▶ **EXERCISE**:
In the data below, locate each line with the word "download" and list it.

▶ **MATERIALS PROVIDED**:
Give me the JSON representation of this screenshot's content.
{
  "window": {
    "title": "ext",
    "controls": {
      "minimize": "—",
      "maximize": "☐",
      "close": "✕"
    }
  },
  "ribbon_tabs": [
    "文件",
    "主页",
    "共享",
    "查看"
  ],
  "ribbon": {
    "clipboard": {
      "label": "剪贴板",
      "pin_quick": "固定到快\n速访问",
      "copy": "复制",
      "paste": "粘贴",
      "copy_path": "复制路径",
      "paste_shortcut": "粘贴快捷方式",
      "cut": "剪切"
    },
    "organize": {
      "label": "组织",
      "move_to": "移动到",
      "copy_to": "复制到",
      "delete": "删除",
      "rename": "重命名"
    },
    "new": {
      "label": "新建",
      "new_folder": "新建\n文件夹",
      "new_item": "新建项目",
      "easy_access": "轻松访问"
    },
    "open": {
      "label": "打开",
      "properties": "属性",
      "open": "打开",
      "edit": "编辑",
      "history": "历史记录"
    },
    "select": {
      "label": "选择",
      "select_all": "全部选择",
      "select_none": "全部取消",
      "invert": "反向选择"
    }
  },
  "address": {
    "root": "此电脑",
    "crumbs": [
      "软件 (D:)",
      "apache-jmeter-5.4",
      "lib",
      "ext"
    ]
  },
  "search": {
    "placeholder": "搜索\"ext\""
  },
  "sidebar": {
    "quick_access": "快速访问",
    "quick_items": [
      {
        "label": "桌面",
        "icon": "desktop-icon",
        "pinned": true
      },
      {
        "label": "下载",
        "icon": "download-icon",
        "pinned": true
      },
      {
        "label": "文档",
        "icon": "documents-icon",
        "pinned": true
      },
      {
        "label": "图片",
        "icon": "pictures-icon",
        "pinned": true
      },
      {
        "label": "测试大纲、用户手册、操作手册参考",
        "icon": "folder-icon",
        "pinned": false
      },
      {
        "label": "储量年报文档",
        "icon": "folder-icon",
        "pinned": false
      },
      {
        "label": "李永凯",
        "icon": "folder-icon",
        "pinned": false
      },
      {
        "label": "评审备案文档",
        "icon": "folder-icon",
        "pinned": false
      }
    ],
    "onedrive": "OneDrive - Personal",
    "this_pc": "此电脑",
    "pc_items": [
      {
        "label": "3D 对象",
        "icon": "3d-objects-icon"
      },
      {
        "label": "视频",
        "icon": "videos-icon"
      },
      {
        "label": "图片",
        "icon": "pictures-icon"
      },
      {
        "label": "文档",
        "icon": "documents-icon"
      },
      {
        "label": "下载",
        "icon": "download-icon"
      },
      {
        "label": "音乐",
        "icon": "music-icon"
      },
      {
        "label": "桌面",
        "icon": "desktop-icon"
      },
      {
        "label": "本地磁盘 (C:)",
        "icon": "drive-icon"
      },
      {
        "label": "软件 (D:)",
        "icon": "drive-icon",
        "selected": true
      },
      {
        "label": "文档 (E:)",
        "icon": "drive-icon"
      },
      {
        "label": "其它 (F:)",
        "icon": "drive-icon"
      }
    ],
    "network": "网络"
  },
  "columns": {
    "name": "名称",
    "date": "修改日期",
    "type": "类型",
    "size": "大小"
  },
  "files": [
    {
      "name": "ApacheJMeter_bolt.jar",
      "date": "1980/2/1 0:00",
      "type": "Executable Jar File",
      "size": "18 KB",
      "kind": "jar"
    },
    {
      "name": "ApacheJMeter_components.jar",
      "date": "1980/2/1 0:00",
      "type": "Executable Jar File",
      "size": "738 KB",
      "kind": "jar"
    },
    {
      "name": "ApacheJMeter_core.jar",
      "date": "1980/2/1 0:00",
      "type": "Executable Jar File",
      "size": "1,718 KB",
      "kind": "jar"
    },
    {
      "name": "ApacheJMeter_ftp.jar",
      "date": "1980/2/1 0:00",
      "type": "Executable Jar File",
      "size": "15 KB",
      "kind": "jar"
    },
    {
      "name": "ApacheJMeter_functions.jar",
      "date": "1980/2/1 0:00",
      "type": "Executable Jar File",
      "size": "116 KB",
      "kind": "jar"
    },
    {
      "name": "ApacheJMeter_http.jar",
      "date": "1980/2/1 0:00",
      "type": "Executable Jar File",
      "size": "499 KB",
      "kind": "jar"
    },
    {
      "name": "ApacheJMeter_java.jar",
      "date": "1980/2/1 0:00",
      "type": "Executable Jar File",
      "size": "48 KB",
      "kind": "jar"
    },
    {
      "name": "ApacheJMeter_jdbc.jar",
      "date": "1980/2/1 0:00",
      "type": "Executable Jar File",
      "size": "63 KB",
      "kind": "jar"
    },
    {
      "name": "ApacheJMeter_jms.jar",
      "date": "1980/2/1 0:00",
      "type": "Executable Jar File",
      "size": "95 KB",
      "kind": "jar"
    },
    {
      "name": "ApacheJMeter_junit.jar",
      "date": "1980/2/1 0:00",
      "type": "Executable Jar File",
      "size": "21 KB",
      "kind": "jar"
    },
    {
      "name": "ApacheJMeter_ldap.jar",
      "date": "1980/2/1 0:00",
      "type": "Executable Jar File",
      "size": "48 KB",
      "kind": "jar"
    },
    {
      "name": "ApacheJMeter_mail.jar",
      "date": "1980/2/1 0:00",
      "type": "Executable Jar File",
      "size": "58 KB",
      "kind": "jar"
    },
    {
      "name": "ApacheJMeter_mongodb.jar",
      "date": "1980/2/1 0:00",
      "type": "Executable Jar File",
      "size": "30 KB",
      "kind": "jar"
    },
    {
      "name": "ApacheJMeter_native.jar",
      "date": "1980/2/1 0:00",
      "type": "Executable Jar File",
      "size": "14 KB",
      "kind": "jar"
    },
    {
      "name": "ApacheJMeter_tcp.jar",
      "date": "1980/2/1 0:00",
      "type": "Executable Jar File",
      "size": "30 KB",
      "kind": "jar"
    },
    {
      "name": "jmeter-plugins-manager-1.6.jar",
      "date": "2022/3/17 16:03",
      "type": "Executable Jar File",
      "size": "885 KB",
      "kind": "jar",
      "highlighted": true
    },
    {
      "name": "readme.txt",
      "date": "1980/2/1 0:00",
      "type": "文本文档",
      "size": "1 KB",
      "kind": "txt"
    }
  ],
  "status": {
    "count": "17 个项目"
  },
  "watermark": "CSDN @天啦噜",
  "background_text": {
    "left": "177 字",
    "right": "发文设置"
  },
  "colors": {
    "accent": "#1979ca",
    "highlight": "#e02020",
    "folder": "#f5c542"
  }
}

▶ **COMPLETE OUTPUT**:
        "icon": "download-icon",
        "icon": "download-icon"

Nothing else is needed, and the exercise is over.